MATERIAL PROVIDED

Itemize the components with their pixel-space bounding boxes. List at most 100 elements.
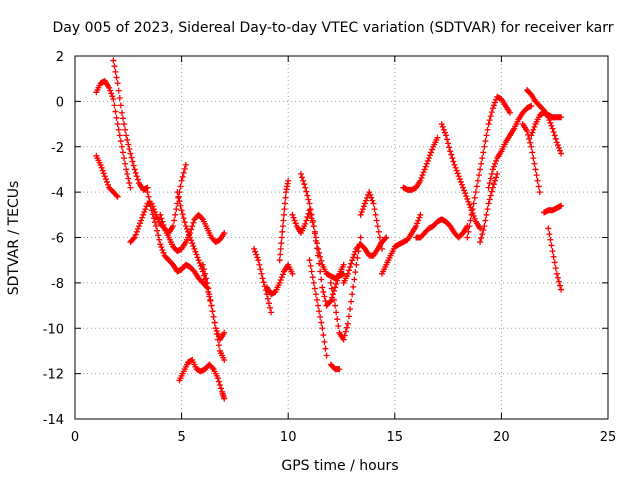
data-point — [252, 248, 259, 255]
data-point — [198, 215, 205, 222]
data-point — [552, 135, 559, 142]
data-point — [141, 208, 148, 215]
data-point — [321, 293, 328, 300]
data-point — [126, 180, 133, 187]
data-point — [307, 206, 314, 213]
data-point — [349, 291, 356, 298]
data-point — [154, 227, 161, 234]
data-point — [489, 166, 496, 173]
data-point — [530, 126, 537, 133]
data-point — [305, 196, 312, 203]
data-point — [118, 143, 125, 150]
data-point — [206, 291, 213, 298]
y-tick-label: -12 — [43, 368, 64, 383]
data-point — [299, 174, 306, 181]
data-point — [320, 288, 327, 295]
data-point — [192, 248, 199, 255]
data-point — [474, 177, 481, 184]
data-point — [445, 140, 452, 147]
data-point — [490, 163, 497, 170]
data-point — [469, 206, 476, 213]
data-point — [372, 211, 379, 218]
data-point — [434, 134, 441, 141]
data-point — [428, 149, 435, 156]
data-point — [150, 215, 157, 222]
x-tick-label: 25 — [600, 430, 617, 445]
data-point — [447, 148, 454, 155]
data-point — [207, 296, 214, 303]
data-point — [483, 132, 490, 139]
data-point — [426, 152, 433, 159]
data-point — [300, 177, 307, 184]
data-point — [416, 214, 423, 221]
data-point — [306, 207, 313, 214]
data-point — [553, 270, 560, 277]
data-point — [558, 202, 565, 209]
data-point — [210, 313, 217, 320]
series-arc-26 — [477, 170, 501, 246]
data-point — [254, 254, 261, 261]
data-point — [466, 223, 473, 230]
data-point — [482, 217, 489, 224]
series-arc-3 — [110, 57, 151, 193]
data-point — [289, 211, 296, 218]
data-point — [215, 342, 222, 349]
data-point — [159, 246, 166, 253]
series-arc-21 — [400, 134, 441, 193]
data-point — [342, 328, 349, 335]
data-point — [209, 364, 216, 371]
data-point — [352, 248, 359, 255]
data-point — [487, 175, 494, 182]
data-point — [328, 285, 335, 292]
data-point — [335, 274, 342, 281]
data-point — [256, 261, 263, 268]
data-point — [531, 123, 538, 130]
data-point — [279, 223, 286, 230]
data-point — [138, 217, 145, 224]
data-point — [523, 127, 530, 134]
data-point — [264, 295, 271, 302]
data-point — [128, 154, 135, 161]
data-point — [253, 251, 260, 258]
data-point — [461, 187, 468, 194]
data-point — [215, 378, 222, 385]
data-point — [279, 228, 286, 235]
data-point — [448, 151, 455, 158]
y-axis-label: SDTVAR / TECUs — [6, 181, 22, 296]
series-arc-1 — [93, 77, 134, 191]
data-point — [179, 173, 186, 180]
data-point — [326, 299, 333, 306]
x-tick-label: 20 — [493, 430, 510, 445]
data-point — [322, 345, 329, 352]
data-point — [189, 223, 196, 230]
data-point — [209, 308, 216, 315]
data-point — [218, 385, 225, 392]
series-arc-17 — [327, 361, 343, 373]
data-point — [455, 173, 462, 180]
data-point — [313, 296, 320, 303]
data-point — [476, 172, 483, 179]
data-point — [558, 114, 565, 121]
series-arc-19 — [357, 189, 386, 252]
data-point — [277, 245, 284, 252]
data-point — [139, 214, 146, 221]
data-point — [529, 129, 536, 136]
data-point — [102, 176, 109, 183]
data-point — [418, 174, 425, 181]
data-point — [303, 188, 310, 195]
data-point — [196, 260, 203, 267]
data-point — [451, 161, 458, 168]
data-point — [156, 236, 163, 243]
data-point — [488, 188, 495, 195]
data-point — [255, 257, 262, 264]
data-point — [557, 282, 564, 289]
data-point — [368, 194, 375, 201]
series-arc-23 — [438, 121, 484, 232]
data-point — [278, 240, 285, 247]
data-point — [117, 138, 124, 145]
data-point — [277, 277, 284, 284]
data-point — [350, 254, 357, 261]
series-arc-24 — [464, 93, 513, 241]
x-tick-label: 15 — [387, 430, 404, 445]
data-point — [279, 271, 286, 278]
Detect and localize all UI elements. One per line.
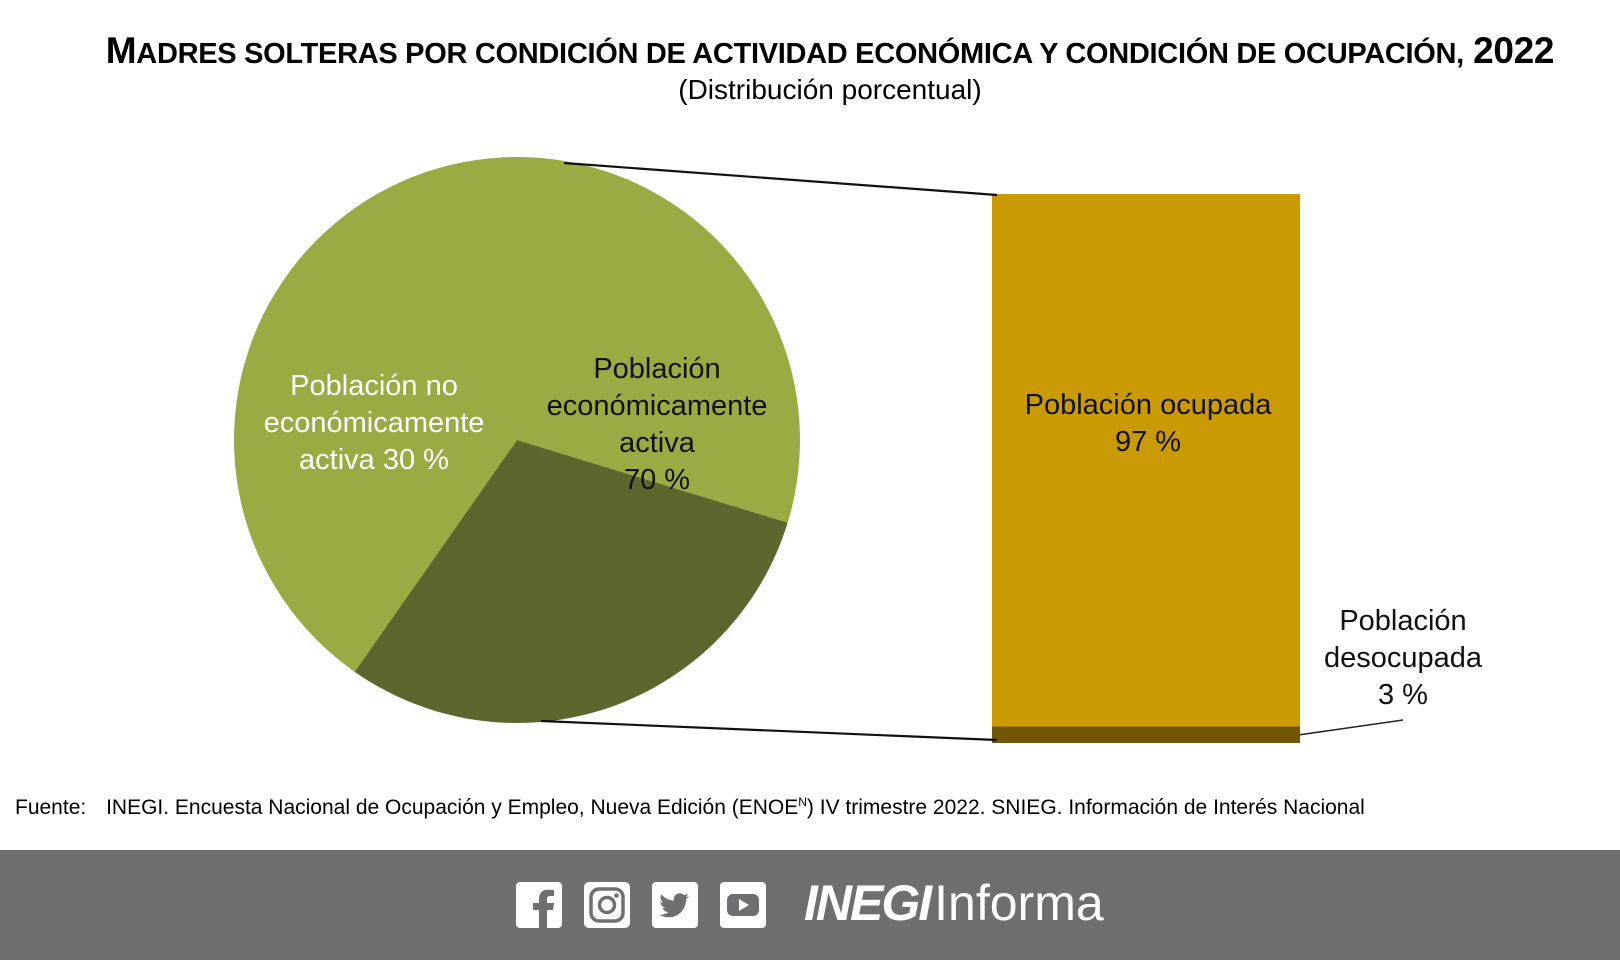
footer-bar: INEGIInforma [0,850,1620,960]
bar-segment-2 [992,726,1300,743]
pie-slice-label-1: Población económicamente activa 70 % [547,353,768,496]
pie-of-bar-chart: Población económicamente activa 70 % Poblaci… [233,156,1483,743]
leader-line-desocupada [1299,719,1404,736]
brand-light: Informa [934,875,1104,931]
bar-segment-label-2: Población desocupada 3 % [1324,605,1483,711]
source-note: Fuente: INEGI. Encuesta Nacional de Ocup… [15,795,1365,820]
facebook-icon[interactable] [516,882,562,928]
pie-slice-label-2: Población no económicamente activa 30 % [264,370,485,476]
twitter-icon[interactable] [652,882,698,928]
connector-bottom [540,719,998,742]
inegi-informa-logo: INEGIInforma [804,868,1104,938]
source-label: Fuente: [15,796,87,819]
instagram-icon[interactable] [584,882,630,928]
source-text-b: ) IV trimestre 2022. SNIEG. Información … [806,796,1365,819]
bar-segment-1 [992,194,1300,727]
brand-bold: INEGI [804,875,932,931]
youtube-icon[interactable] [720,882,766,928]
pie-slice-1 [233,156,800,672]
pie [233,156,800,723]
data-labels: Población económicamente activa 70 % Poblaci… [264,353,1483,711]
source-sup: N [798,795,807,809]
connector-top [563,161,998,197]
pie-slice-2 [354,440,788,723]
breakdown-bar [992,194,1300,743]
chart-subtitle: (Distribución porcentual) [678,74,982,105]
chart-title: MADRES SOLTERAS POR CONDICIÓN DE ACTIVID… [105,30,1555,71]
source-text-a: INEGI. Encuesta Nacional de Ocupación y … [106,796,799,819]
connector-lines [540,161,1404,742]
bar-segment-label-1: Población ocupada 97 % [1025,389,1273,458]
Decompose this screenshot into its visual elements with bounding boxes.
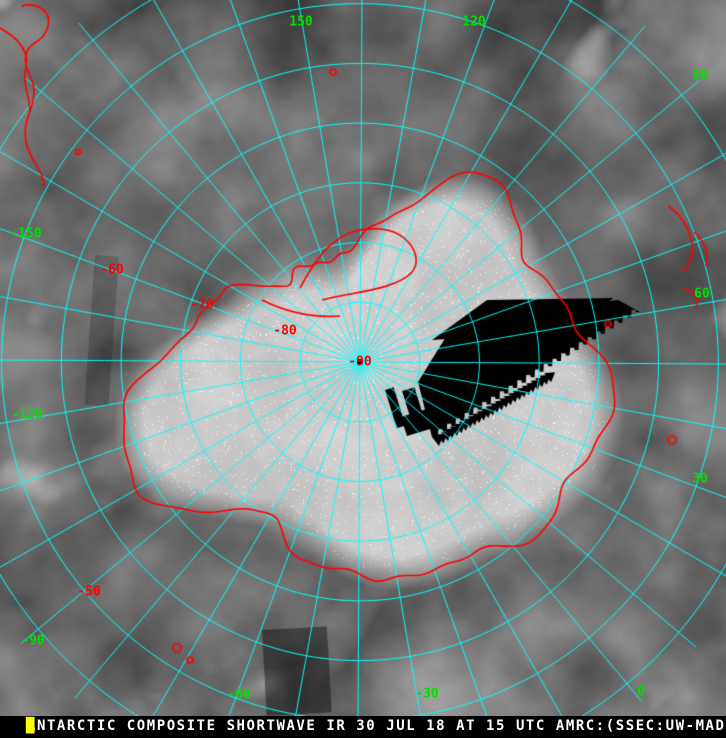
satellite-infrared-image bbox=[0, 0, 726, 716]
caption-bar: █ ANTARCTIC COMPOSITE SHORTWAVE IR 30 JU… bbox=[0, 716, 726, 738]
satellite-image-area bbox=[0, 0, 726, 716]
text-cursor-glyph: █ bbox=[26, 718, 35, 734]
caption-text: ANTARCTIC COMPOSITE SHORTWAVE IR 30 JUL … bbox=[27, 718, 726, 734]
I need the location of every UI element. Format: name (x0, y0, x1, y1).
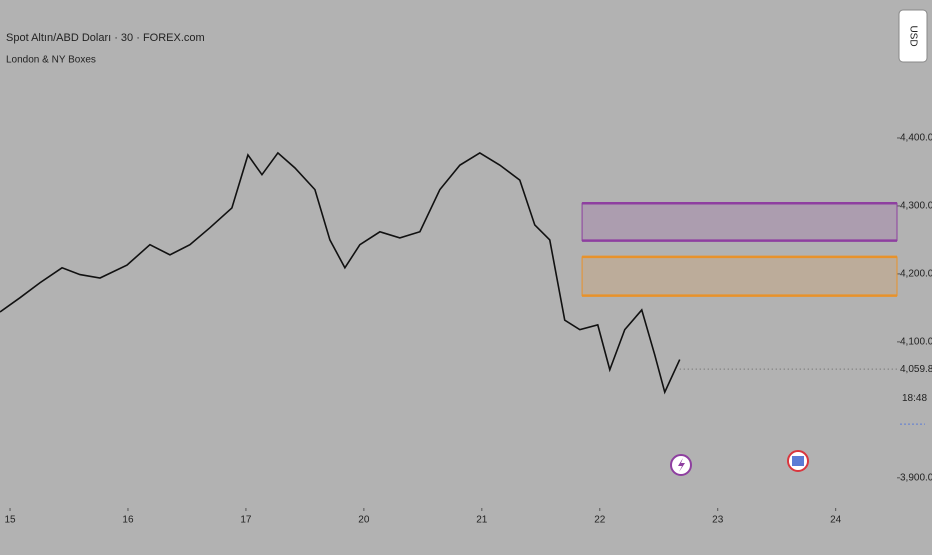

TASK PROMPT
Copy every line of the items above word for word, leaving out the pictures.

WRITTEN SOLUTION
Itemize the components with their pixel-space bounding boxes. List at most 100 elements.
data-point — [252, 248, 259, 255]
data-point — [198, 215, 205, 222]
data-point — [552, 135, 559, 142]
data-point — [141, 208, 148, 215]
data-point — [321, 293, 328, 300]
data-point — [126, 180, 133, 187]
data-point — [307, 206, 314, 213]
data-point — [349, 291, 356, 298]
data-point — [154, 227, 161, 234]
data-point — [489, 166, 496, 173]
data-point — [530, 126, 537, 133]
data-point — [305, 196, 312, 203]
data-point — [118, 143, 125, 150]
data-point — [206, 291, 213, 298]
y-tick-label: -12 — [43, 368, 64, 383]
data-point — [299, 174, 306, 181]
data-point — [320, 288, 327, 295]
data-point — [192, 248, 199, 255]
data-point — [474, 177, 481, 184]
data-point — [445, 140, 452, 147]
data-point — [490, 163, 497, 170]
data-point — [469, 206, 476, 213]
data-point — [372, 211, 379, 218]
data-point — [434, 134, 441, 141]
data-point — [428, 149, 435, 156]
data-point — [150, 215, 157, 222]
x-tick-label: 25 — [600, 430, 617, 445]
data-point — [447, 148, 454, 155]
data-point — [207, 296, 214, 303]
data-point — [483, 132, 490, 139]
data-point — [426, 152, 433, 159]
data-point — [300, 177, 307, 184]
data-point — [416, 214, 423, 221]
data-point — [306, 207, 313, 214]
data-point — [553, 270, 560, 277]
data-point — [558, 202, 565, 209]
data-point — [210, 313, 217, 320]
series-arc-26 — [477, 170, 501, 246]
data-point — [254, 254, 261, 261]
data-point — [466, 223, 473, 230]
data-point — [482, 217, 489, 224]
series-arc-3 — [110, 57, 151, 193]
data-point — [289, 211, 296, 218]
data-point — [215, 342, 222, 349]
data-point — [159, 246, 166, 253]
series-arc-21 — [400, 134, 441, 193]
data-point — [342, 328, 349, 335]
data-point — [209, 364, 216, 371]
data-point — [352, 248, 359, 255]
data-point — [487, 175, 494, 182]
data-point — [328, 285, 335, 292]
data-point — [335, 274, 342, 281]
data-point — [256, 261, 263, 268]
data-point — [531, 123, 538, 130]
data-point — [279, 223, 286, 230]
data-point — [138, 217, 145, 224]
data-point — [523, 127, 530, 134]
data-point — [264, 295, 271, 302]
data-point — [128, 154, 135, 161]
data-point — [253, 251, 260, 258]
data-point — [461, 187, 468, 194]
data-point — [215, 378, 222, 385]
data-point — [279, 228, 286, 235]
data-point — [448, 151, 455, 158]
y-axis-label: SDTVAR / TECUs — [6, 181, 22, 296]
series-arc-1 — [93, 77, 134, 191]
data-point — [179, 173, 186, 180]
data-point — [326, 299, 333, 306]
x-tick-label: 20 — [493, 430, 510, 445]
data-point — [322, 345, 329, 352]
data-point — [189, 223, 196, 230]
data-point — [209, 308, 216, 315]
data-point — [218, 385, 225, 392]
series-arc-17 — [327, 361, 343, 373]
data-point — [455, 173, 462, 180]
data-point — [313, 296, 320, 303]
data-point — [476, 172, 483, 179]
data-point — [558, 114, 565, 121]
series-arc-19 — [357, 189, 386, 252]
data-point — [277, 245, 284, 252]
data-point — [139, 214, 146, 221]
data-point — [529, 129, 536, 136]
data-point — [102, 176, 109, 183]
data-point — [418, 174, 425, 181]
data-point — [303, 188, 310, 195]
data-point — [196, 260, 203, 267]
data-point — [451, 161, 458, 168]
data-point — [156, 236, 163, 243]
data-point — [488, 188, 495, 195]
data-point — [255, 257, 262, 264]
data-point — [557, 282, 564, 289]
data-point — [368, 194, 375, 201]
series-arc-23 — [438, 121, 484, 232]
data-point — [278, 240, 285, 247]
data-point — [117, 138, 124, 145]
data-point — [277, 277, 284, 284]
data-point — [350, 254, 357, 261]
series-arc-24 — [464, 93, 513, 241]
x-tick-label: 15 — [387, 430, 404, 445]
data-point — [279, 271, 286, 278]
Detect and localize all UI elements. One per line.
footer-bar: INEGIInforma [0,850,1620,960]
bar-segment-2 [992,726,1300,743]
pie-slice-label-1: Población económicamente activa 70 % [547,353,768,496]
pie-of-bar-chart: Población económicamente activa 70 % Poblaci… [233,156,1483,743]
leader-line-desocupada [1299,719,1404,736]
brand-light: Informa [934,875,1104,931]
bar-segment-label-2: Población desocupada 3 % [1324,605,1483,711]
source-note: Fuente: INEGI. Encuesta Nacional de Ocup… [15,795,1365,820]
facebook-icon[interactable] [516,882,562,928]
pie-slice-label-2: Población no económicamente activa 30 % [264,370,485,476]
twitter-icon[interactable] [652,882,698,928]
connector-bottom [540,719,998,742]
inegi-informa-logo: INEGIInforma [804,868,1104,938]
source-label: Fuente: [15,796,87,819]
instagram-icon[interactable] [584,882,630,928]
source-text-b: ) IV trimestre 2022. SNIEG. Información … [806,796,1365,819]
bar-segment-1 [992,194,1300,727]
brand-bold: INEGI [804,875,932,931]
youtube-icon[interactable] [720,882,766,928]
pie-slice-1 [233,156,800,672]
pie [233,156,800,723]
data-labels: Población económicamente activa 70 % Poblaci… [264,353,1483,711]
source-sup: N [798,795,807,809]
connector-top [563,161,998,197]
pie-slice-2 [354,440,788,723]
breakdown-bar [992,194,1300,743]
chart-subtitle: (Distribución porcentual) [678,74,982,105]
chart-title: MADRES SOLTERAS POR CONDICIÓN DE ACTIVID… [105,30,1555,71]
source-text-a: INEGI. Encuesta Nacional de Ocupación y … [106,796,799,819]
connector-lines [540,161,1404,742]
bar-segment-label-1: Población ocupada 97 % [1025,389,1273,458]
Decompose this screenshot into its visual elements with bounding boxes.
satellite-infrared-image bbox=[0, 0, 726, 716]
caption-bar: █ ANTARCTIC COMPOSITE SHORTWAVE IR 30 JU… bbox=[0, 716, 726, 738]
satellite-image-area bbox=[0, 0, 726, 716]
text-cursor-glyph: █ bbox=[26, 718, 35, 734]
caption-text: ANTARCTIC COMPOSITE SHORTWAVE IR 30 JUL … bbox=[27, 718, 726, 734]
I need the location of every UI element. Format: name (x0, y0, x1, y1).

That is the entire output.